> **Work instructions**
All lines in the data bearing the string "worst" should be identified and copied.

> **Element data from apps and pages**
════════════════════
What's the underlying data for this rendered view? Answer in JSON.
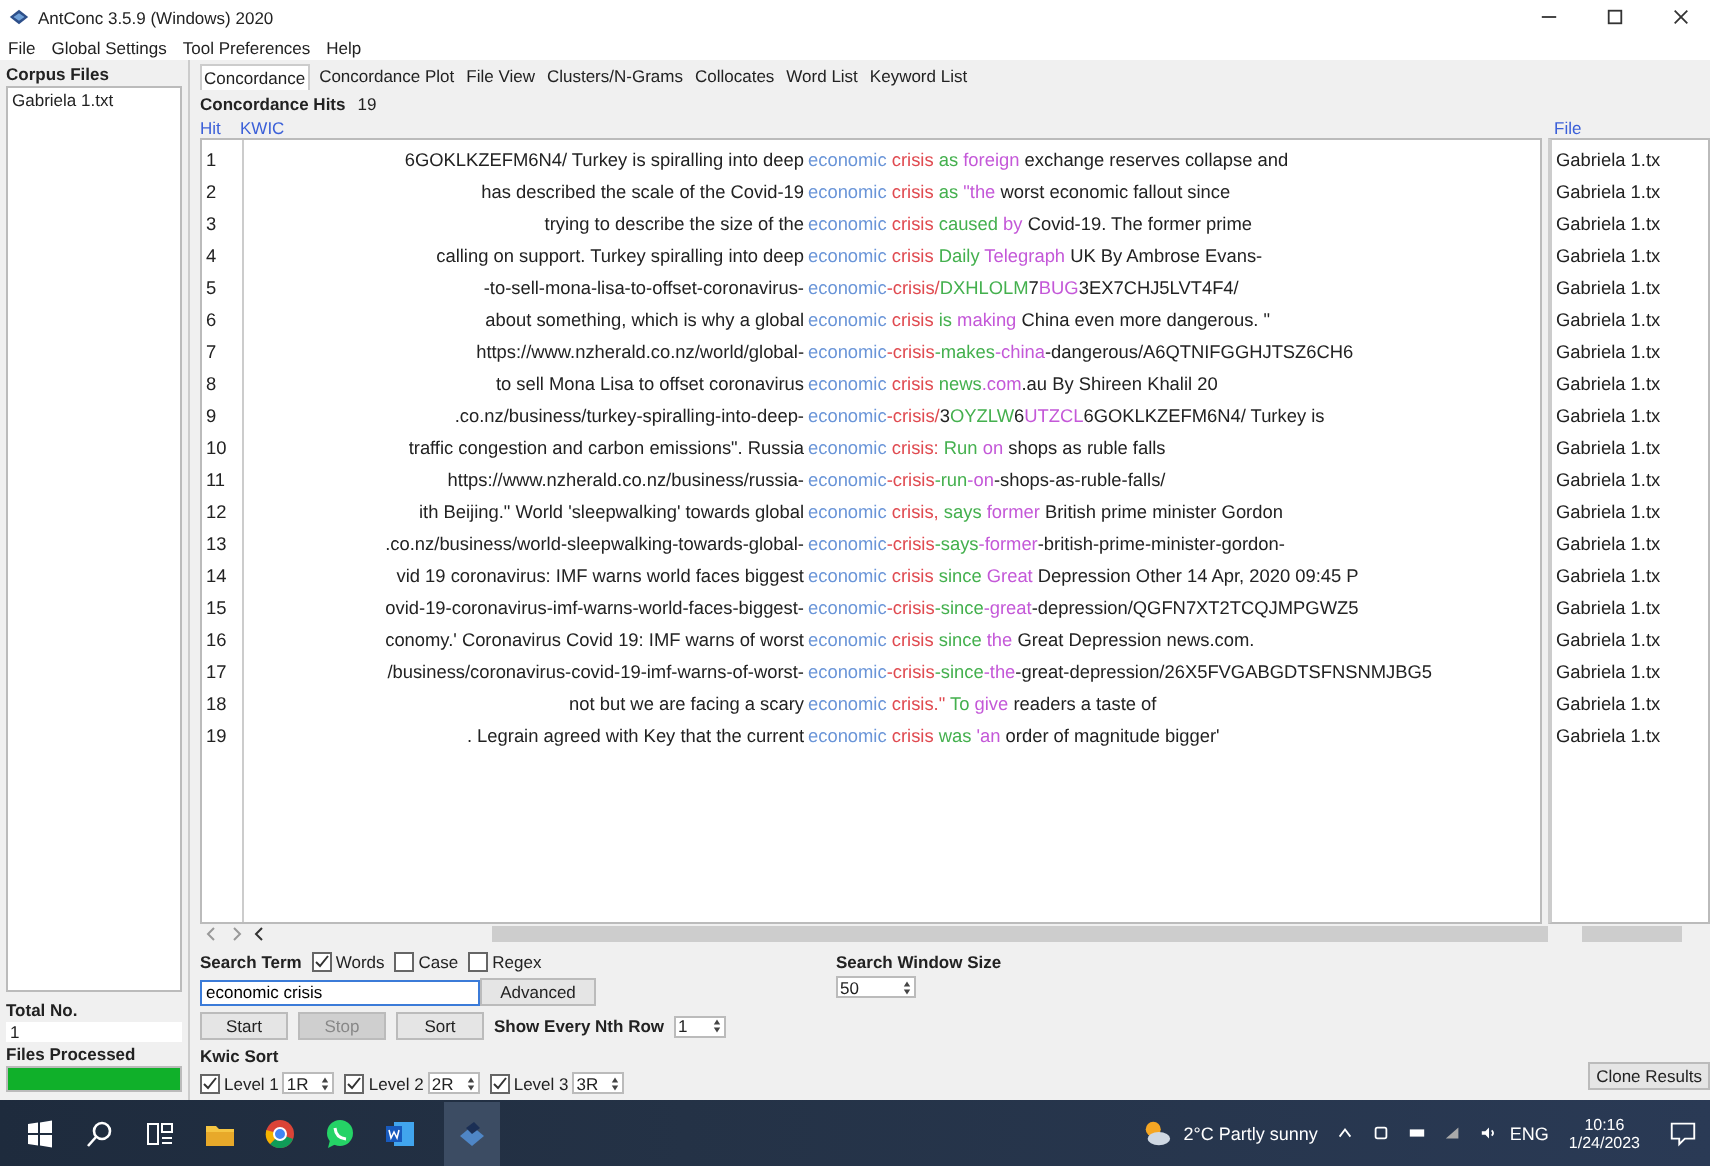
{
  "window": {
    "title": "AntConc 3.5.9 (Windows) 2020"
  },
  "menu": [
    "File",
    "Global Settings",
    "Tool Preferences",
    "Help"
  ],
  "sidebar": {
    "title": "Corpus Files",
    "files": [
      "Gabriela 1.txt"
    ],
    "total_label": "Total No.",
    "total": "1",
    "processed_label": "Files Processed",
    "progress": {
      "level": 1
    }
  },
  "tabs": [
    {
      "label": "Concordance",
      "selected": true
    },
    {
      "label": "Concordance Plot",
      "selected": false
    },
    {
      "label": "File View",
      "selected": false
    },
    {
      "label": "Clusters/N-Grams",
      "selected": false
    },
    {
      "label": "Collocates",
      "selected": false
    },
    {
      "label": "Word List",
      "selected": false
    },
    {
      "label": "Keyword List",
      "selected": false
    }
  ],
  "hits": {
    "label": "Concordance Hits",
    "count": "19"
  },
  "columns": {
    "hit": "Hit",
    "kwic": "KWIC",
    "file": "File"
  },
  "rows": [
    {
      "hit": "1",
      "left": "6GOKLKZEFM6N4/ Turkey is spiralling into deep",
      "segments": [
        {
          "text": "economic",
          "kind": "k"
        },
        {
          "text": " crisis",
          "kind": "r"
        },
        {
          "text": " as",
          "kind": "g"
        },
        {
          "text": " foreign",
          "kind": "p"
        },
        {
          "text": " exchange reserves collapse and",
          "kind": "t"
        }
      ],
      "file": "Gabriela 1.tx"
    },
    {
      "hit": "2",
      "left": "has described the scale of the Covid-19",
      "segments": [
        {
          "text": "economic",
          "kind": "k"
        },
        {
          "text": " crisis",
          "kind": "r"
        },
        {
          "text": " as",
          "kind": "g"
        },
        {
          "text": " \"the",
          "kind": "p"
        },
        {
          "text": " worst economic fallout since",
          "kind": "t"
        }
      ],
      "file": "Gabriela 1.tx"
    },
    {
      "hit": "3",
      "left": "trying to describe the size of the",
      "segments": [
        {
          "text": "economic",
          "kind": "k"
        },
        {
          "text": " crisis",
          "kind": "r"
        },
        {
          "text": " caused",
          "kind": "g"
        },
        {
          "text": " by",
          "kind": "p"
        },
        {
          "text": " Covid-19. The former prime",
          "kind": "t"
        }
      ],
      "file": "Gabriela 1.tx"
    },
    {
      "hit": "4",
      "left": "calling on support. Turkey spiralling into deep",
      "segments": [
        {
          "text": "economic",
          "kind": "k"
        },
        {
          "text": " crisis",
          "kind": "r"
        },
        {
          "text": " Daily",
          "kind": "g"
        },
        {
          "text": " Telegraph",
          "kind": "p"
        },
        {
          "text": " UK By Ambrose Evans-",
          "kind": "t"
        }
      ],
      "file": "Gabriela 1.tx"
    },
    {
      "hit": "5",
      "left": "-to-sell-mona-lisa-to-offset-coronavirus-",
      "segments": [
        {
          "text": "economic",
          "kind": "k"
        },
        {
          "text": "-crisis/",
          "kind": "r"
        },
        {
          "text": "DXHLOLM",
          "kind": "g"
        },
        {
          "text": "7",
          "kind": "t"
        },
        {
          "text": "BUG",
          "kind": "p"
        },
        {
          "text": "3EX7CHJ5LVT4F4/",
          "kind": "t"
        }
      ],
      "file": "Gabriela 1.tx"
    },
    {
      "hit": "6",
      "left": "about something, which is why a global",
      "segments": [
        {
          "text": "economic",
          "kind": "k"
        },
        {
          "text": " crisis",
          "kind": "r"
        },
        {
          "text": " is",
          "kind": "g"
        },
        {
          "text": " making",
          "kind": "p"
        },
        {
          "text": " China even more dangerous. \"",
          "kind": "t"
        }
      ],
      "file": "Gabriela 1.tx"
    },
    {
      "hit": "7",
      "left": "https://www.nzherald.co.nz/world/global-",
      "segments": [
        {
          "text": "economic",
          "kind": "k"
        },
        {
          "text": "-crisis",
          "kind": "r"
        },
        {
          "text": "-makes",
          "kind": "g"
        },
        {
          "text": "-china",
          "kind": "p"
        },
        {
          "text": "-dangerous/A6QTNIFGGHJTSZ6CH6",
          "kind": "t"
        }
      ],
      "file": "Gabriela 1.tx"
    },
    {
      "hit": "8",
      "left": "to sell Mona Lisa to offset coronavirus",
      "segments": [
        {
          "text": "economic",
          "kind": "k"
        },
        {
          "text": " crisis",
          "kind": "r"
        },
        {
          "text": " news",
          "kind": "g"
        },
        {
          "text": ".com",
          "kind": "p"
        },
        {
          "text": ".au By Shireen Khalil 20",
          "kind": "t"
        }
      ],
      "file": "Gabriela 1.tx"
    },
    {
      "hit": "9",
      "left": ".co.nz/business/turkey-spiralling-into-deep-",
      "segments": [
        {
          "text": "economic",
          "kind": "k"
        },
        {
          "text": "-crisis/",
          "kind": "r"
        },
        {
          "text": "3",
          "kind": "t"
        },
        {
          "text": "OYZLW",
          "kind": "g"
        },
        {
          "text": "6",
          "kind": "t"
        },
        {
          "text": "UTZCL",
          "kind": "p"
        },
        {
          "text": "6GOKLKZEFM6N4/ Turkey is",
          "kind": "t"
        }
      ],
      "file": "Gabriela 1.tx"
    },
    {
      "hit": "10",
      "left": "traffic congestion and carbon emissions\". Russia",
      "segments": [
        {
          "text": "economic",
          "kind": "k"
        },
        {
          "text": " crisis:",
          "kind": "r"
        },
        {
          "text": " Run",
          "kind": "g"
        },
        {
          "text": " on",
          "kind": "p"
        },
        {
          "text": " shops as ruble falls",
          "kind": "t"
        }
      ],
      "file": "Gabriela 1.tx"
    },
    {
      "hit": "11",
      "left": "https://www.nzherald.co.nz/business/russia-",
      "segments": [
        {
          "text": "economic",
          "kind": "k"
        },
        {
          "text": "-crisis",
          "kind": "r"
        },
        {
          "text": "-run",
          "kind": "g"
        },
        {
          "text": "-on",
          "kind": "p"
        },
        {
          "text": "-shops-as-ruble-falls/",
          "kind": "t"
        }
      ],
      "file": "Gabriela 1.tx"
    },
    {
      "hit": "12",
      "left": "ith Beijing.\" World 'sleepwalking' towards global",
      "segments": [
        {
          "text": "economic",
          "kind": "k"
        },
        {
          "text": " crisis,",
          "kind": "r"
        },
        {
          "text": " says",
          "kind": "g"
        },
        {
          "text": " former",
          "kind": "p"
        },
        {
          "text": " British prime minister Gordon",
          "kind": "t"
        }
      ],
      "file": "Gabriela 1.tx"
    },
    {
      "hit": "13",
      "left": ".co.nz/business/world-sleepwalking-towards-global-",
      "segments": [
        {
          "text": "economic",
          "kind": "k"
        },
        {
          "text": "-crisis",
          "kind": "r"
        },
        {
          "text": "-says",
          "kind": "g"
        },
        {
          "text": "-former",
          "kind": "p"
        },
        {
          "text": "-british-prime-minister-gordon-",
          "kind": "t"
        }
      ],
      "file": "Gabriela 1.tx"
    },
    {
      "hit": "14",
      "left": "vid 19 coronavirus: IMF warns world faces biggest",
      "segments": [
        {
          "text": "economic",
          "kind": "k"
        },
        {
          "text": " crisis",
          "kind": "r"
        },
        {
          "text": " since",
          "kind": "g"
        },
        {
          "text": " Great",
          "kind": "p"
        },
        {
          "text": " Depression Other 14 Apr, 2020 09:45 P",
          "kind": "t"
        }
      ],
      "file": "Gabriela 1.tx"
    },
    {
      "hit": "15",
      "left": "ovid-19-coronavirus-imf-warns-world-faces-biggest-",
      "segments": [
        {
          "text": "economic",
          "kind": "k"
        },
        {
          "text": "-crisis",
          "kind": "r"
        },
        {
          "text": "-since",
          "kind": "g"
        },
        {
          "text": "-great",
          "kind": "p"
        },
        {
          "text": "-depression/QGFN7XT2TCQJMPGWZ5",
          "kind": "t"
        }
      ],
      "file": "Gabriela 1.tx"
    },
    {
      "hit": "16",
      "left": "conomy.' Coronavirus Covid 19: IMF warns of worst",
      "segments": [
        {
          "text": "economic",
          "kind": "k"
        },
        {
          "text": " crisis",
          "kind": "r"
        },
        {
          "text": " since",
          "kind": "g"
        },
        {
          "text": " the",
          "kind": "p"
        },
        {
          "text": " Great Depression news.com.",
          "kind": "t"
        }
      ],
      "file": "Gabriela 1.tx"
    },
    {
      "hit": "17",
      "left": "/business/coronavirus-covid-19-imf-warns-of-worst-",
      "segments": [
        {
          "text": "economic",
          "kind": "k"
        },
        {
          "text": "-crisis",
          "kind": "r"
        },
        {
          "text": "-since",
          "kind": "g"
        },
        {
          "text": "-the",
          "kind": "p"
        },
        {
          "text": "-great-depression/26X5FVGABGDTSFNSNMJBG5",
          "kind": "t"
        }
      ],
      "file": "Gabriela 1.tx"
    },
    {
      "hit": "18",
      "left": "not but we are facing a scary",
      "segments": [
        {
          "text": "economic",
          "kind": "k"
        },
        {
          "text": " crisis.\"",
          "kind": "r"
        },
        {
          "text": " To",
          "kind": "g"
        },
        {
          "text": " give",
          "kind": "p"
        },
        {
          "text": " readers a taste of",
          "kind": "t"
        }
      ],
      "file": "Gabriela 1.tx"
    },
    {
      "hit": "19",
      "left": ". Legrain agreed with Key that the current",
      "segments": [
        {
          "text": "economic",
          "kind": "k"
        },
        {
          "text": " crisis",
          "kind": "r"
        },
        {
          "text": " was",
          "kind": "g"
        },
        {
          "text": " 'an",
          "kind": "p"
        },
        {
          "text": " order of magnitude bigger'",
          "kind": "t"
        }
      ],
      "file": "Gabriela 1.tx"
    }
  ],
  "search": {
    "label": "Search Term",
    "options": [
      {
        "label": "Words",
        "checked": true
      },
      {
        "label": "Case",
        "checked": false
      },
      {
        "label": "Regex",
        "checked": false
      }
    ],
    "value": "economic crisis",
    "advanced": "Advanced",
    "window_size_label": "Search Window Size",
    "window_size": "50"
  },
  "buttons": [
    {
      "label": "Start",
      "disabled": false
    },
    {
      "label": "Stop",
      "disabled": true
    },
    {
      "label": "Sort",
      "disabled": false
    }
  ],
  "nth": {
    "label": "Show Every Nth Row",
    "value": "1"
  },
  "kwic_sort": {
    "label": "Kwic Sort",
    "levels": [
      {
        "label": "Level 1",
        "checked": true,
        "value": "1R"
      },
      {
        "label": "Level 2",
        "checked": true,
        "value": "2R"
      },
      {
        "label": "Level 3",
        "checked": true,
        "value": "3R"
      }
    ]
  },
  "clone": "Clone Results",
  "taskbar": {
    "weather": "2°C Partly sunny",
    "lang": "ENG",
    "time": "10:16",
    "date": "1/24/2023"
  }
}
════════════════════
> **Reply**
          "text": " worst economic fallout since",
      "left": "conomy.' Coronavirus Covid 19: IMF warns of worst",
      "left": "/business/coronavirus-covid-19-imf-warns-of-worst-",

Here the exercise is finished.